**Given instruction:**
State the count of lines below in which the word "JSON" appears, and add nothing.

**Records to use:**
__________

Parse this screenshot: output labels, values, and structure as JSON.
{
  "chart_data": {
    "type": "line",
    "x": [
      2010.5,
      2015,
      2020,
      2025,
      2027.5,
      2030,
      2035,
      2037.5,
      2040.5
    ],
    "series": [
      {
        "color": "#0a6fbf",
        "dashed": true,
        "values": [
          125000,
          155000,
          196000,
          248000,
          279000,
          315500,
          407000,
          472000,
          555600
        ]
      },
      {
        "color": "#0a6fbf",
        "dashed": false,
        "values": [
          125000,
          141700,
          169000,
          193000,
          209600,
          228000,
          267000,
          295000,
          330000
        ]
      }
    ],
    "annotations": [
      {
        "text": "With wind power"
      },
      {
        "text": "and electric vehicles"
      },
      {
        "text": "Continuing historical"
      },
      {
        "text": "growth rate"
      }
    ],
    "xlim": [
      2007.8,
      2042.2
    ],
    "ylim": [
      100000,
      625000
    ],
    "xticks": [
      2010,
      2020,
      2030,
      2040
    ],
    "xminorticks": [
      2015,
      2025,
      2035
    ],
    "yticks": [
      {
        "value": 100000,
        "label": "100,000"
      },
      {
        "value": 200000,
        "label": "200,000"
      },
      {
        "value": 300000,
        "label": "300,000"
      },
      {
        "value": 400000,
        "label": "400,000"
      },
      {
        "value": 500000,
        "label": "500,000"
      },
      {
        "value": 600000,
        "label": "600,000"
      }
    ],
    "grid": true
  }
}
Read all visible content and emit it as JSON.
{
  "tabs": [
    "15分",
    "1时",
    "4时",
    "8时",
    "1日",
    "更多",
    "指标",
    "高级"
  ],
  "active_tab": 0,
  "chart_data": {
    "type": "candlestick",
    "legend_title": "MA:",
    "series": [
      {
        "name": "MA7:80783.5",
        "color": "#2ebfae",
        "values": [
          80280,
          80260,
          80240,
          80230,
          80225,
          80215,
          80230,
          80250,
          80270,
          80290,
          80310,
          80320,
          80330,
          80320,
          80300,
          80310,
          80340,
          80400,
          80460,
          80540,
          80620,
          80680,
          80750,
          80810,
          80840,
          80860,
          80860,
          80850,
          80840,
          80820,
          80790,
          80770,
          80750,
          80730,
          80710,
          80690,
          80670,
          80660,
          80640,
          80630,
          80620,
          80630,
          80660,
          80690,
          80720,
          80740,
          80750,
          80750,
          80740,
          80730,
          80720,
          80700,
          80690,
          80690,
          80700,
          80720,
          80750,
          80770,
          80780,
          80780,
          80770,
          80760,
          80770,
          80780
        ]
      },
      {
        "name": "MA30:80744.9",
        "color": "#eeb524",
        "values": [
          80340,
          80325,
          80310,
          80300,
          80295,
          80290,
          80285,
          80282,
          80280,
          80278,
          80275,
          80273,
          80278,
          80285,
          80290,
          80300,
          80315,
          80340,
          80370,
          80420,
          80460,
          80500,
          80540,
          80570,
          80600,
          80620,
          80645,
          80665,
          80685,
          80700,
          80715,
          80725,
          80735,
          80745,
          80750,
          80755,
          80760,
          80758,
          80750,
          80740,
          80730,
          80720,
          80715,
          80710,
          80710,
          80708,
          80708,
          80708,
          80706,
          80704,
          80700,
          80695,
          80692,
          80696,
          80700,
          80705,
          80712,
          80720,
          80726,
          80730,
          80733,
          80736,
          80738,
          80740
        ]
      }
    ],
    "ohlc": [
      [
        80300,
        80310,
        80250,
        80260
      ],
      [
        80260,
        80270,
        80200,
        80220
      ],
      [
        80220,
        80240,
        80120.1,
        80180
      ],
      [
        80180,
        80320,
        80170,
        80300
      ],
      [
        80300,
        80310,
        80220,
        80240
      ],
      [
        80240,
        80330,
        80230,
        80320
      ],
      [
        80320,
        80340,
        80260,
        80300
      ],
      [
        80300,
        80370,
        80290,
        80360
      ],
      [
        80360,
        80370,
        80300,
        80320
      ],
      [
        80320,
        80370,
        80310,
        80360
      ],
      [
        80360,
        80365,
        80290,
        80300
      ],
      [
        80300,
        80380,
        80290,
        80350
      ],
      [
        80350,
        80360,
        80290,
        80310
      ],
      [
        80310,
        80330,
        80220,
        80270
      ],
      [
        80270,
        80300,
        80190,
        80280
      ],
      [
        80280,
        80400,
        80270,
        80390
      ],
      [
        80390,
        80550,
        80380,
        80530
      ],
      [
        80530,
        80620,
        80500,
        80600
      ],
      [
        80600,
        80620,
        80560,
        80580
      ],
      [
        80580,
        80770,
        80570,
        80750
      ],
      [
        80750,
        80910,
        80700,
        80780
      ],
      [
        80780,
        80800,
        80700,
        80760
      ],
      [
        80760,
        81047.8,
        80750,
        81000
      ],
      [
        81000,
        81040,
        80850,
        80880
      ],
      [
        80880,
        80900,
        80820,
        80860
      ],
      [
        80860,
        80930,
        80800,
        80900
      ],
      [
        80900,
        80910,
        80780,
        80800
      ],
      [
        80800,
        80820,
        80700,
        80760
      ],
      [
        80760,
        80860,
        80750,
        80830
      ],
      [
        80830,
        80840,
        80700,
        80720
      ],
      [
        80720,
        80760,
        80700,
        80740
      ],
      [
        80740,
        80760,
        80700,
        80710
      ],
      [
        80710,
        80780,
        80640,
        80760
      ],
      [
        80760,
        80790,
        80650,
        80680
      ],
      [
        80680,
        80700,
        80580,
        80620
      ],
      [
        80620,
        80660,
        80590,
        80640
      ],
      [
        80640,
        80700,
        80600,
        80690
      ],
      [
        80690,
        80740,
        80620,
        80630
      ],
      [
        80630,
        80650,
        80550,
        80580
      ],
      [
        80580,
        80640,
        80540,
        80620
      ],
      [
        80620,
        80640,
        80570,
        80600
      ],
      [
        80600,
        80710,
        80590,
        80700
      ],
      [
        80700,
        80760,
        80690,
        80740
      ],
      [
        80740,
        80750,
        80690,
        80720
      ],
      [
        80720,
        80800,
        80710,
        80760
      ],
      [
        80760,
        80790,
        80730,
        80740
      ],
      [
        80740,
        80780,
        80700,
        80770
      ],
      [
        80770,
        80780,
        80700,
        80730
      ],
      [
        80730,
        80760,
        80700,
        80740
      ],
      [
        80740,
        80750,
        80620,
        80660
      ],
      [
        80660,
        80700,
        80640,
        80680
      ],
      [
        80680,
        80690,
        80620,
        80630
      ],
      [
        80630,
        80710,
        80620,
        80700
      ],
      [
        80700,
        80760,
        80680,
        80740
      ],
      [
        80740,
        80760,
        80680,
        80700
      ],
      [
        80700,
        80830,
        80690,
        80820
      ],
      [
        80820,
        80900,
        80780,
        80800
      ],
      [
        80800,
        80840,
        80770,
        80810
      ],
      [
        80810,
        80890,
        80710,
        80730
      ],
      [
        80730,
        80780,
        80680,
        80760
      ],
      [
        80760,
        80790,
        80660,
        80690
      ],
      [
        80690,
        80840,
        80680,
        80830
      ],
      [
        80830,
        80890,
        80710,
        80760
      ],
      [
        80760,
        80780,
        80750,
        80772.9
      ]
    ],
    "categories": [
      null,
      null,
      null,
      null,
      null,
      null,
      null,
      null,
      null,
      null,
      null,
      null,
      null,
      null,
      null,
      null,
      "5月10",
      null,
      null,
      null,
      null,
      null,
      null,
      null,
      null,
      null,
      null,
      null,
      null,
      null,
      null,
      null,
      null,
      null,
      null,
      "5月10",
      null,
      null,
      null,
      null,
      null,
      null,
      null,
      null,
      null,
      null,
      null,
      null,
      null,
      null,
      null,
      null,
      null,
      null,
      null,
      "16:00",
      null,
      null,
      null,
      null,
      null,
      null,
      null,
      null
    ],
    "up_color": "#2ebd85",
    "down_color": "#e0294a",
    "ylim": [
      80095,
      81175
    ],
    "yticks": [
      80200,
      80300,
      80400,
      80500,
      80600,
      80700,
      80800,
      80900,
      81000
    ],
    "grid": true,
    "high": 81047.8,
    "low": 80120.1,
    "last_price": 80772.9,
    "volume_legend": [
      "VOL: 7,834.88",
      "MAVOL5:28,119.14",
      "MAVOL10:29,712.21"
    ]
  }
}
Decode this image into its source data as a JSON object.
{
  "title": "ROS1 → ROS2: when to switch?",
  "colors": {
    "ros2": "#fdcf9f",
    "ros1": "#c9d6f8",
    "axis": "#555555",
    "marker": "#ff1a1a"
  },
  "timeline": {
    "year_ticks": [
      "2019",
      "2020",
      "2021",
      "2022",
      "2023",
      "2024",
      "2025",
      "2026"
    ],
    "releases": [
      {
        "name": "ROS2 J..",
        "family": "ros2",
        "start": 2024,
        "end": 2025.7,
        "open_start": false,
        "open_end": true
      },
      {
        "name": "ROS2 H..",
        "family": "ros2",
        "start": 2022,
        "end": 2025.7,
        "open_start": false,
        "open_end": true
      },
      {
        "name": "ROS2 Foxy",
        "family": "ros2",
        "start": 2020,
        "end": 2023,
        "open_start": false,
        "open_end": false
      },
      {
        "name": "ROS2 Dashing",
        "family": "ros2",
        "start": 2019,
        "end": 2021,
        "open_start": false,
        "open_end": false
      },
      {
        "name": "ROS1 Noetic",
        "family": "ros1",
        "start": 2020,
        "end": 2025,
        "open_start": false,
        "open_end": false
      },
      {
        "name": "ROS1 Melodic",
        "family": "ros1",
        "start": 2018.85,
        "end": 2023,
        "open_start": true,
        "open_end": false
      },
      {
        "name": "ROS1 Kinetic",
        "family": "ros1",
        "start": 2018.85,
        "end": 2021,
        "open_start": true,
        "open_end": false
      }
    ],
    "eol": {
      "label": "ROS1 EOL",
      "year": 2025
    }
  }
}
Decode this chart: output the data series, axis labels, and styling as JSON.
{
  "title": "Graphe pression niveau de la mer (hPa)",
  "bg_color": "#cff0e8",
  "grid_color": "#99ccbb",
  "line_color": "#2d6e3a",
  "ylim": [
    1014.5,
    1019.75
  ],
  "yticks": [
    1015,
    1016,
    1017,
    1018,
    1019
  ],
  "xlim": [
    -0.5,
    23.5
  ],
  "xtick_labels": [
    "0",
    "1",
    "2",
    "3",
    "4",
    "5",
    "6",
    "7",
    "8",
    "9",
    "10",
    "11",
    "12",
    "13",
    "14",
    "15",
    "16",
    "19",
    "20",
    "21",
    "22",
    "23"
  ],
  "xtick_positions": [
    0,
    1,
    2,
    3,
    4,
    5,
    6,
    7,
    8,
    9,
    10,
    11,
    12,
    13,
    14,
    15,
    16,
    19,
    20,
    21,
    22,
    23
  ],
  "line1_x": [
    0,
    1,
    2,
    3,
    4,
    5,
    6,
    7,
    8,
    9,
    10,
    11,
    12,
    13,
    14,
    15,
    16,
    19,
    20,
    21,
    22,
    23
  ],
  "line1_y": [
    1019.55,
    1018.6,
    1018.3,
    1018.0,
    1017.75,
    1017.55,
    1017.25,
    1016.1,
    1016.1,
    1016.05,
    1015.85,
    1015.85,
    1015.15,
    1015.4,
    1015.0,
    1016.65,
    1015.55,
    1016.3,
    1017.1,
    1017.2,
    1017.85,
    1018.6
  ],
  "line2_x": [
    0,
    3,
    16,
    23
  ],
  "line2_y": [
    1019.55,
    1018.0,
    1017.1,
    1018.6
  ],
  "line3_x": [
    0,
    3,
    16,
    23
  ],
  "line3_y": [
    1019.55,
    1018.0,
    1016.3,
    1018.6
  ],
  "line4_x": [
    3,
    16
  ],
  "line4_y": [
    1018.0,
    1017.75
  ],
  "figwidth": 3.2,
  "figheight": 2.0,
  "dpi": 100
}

__________

**Full answer:**
4